[Recorded data]
►

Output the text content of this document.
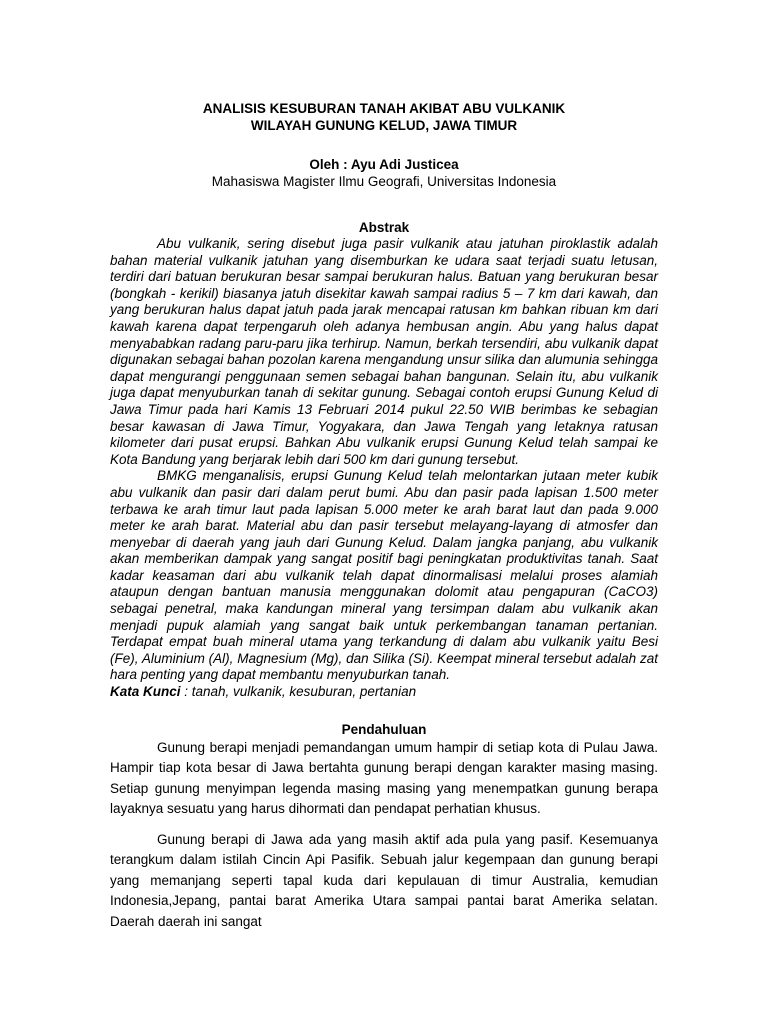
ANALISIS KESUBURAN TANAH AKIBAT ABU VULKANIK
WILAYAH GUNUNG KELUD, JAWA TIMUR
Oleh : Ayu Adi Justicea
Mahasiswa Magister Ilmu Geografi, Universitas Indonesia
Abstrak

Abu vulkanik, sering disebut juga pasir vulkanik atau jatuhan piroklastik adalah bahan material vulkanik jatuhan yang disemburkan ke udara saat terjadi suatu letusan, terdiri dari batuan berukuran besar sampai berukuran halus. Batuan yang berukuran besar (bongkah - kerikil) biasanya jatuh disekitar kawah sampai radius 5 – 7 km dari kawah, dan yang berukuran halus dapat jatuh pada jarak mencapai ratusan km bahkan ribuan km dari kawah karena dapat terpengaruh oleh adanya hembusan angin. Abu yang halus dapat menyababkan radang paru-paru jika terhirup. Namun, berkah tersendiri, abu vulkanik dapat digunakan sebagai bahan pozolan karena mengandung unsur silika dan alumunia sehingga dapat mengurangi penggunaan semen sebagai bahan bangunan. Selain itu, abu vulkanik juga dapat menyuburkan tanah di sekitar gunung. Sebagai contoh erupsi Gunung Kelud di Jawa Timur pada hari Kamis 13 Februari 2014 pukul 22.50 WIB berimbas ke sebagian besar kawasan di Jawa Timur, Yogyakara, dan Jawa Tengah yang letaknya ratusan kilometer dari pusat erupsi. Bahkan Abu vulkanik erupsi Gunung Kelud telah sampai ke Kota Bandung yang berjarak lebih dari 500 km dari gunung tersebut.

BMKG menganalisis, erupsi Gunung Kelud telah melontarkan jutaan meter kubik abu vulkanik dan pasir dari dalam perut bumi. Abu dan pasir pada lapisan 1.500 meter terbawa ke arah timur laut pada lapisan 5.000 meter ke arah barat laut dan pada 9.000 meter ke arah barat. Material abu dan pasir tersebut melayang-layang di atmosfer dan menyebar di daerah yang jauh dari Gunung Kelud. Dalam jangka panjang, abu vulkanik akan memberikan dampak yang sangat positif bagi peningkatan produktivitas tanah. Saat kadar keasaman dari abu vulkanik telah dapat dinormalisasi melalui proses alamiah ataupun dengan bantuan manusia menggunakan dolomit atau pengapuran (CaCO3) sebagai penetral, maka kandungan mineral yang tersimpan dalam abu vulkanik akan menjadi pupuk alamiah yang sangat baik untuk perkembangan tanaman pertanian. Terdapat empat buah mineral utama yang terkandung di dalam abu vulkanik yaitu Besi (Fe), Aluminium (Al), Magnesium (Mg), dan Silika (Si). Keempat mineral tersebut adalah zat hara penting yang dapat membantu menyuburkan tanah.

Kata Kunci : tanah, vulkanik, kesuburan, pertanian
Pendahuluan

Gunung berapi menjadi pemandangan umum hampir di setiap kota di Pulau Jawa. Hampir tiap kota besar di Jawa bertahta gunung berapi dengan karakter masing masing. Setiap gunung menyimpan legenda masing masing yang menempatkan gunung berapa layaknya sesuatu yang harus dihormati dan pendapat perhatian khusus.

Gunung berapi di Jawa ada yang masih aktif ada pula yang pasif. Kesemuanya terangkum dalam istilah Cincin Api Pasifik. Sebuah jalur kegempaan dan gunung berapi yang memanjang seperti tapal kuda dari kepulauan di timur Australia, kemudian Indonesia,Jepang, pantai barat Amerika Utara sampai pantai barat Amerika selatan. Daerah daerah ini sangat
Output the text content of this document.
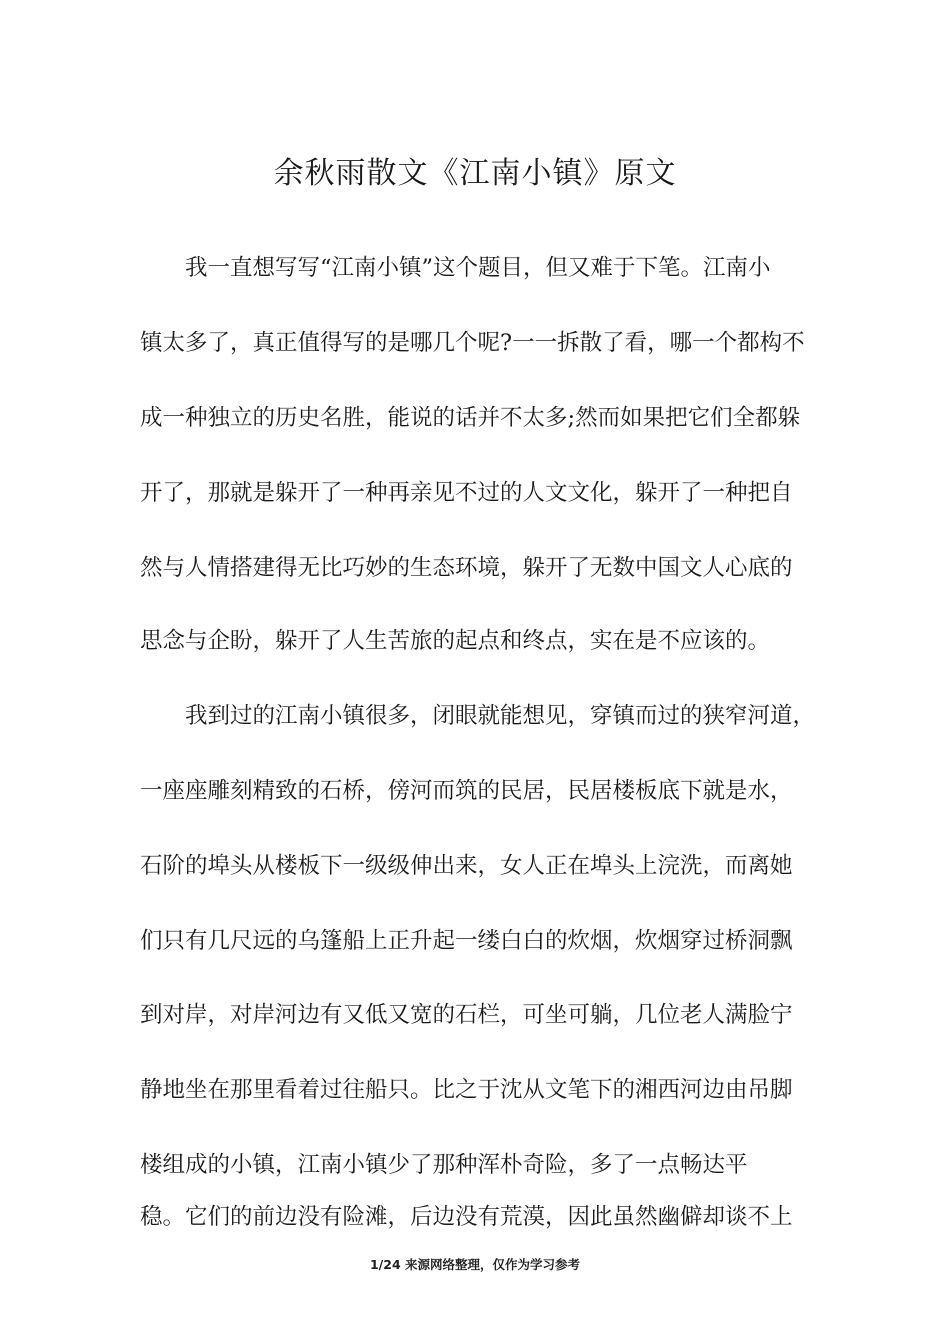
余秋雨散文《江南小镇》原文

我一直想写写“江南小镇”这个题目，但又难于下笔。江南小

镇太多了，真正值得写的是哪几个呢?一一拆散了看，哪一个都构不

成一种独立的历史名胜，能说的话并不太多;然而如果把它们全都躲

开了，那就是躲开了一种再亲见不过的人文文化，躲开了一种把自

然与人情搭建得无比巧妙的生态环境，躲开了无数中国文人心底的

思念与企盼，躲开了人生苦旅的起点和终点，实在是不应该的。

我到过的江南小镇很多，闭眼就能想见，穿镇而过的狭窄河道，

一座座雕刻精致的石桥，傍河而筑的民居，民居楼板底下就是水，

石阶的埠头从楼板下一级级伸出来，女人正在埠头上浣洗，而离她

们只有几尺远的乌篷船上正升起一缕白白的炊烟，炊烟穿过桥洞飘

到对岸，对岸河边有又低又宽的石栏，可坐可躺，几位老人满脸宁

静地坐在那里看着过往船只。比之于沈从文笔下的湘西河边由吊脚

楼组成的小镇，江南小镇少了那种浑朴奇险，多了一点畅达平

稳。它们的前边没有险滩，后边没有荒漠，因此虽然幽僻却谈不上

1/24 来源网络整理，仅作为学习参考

◄

▶ _EXERCISE PROMPT_
Report all lines of the data above that include the string "sampai".

▶ _SOLVED EXERCISE_
Abu vulkanik, sering disebut juga pasir vulkanik atau jatuhan piroklastik adalah bahan material vulkanik jatuhan yang disemburkan ke udara saat terjadi suatu letusan, terdiri dari batuan berukuran besar sampai berukuran halus. Batuan yang berukuran besar (bongkah - kerikil) biasanya jatuh disekitar kawah sampai radius 5 – 7 km dari kawah, dan yang berukuran halus dapat jatuh pada jarak mencapai ratusan km bahkan ribuan km dari kawah karena dapat terpengaruh oleh adanya hembusan angin. Abu yang halus dapat menyababkan radang paru-paru jika terhirup. Namun, berkah tersendiri, abu vulkanik dapat digunakan sebagai bahan pozolan karena mengandung unsur silika dan alumunia sehingga dapat mengurangi penggunaan semen sebagai bahan bangunan. Selain itu, abu vulkanik juga dapat menyuburkan tanah di sekitar gunung. Sebagai contoh erupsi Gunung Kelud di Jawa Timur pada hari Kamis 13 Februari 2014 pukul 22.50 WIB berimbas ke sebagian besar kawasan di Jawa Timur, Yogyakara, dan Jawa Tengah yang letaknya ratusan kilometer dari pusat erupsi. Bahkan Abu vulkanik erupsi Gunung Kelud telah sampai ke Kota Bandung yang berjarak lebih dari 500 km dari gunung tersebut.
Gunung berapi di Jawa ada yang masih aktif ada pula yang pasif. Kesemuanya terangkum dalam istilah Cincin Api Pasifik. Sebuah jalur kegempaan dan gunung berapi yang memanjang seperti tapal kuda dari kepulauan di timur Australia, kemudian Indonesia,Jepang, pantai barat Amerika Utara sampai pantai barat Amerika selatan. Daerah daerah ini sangat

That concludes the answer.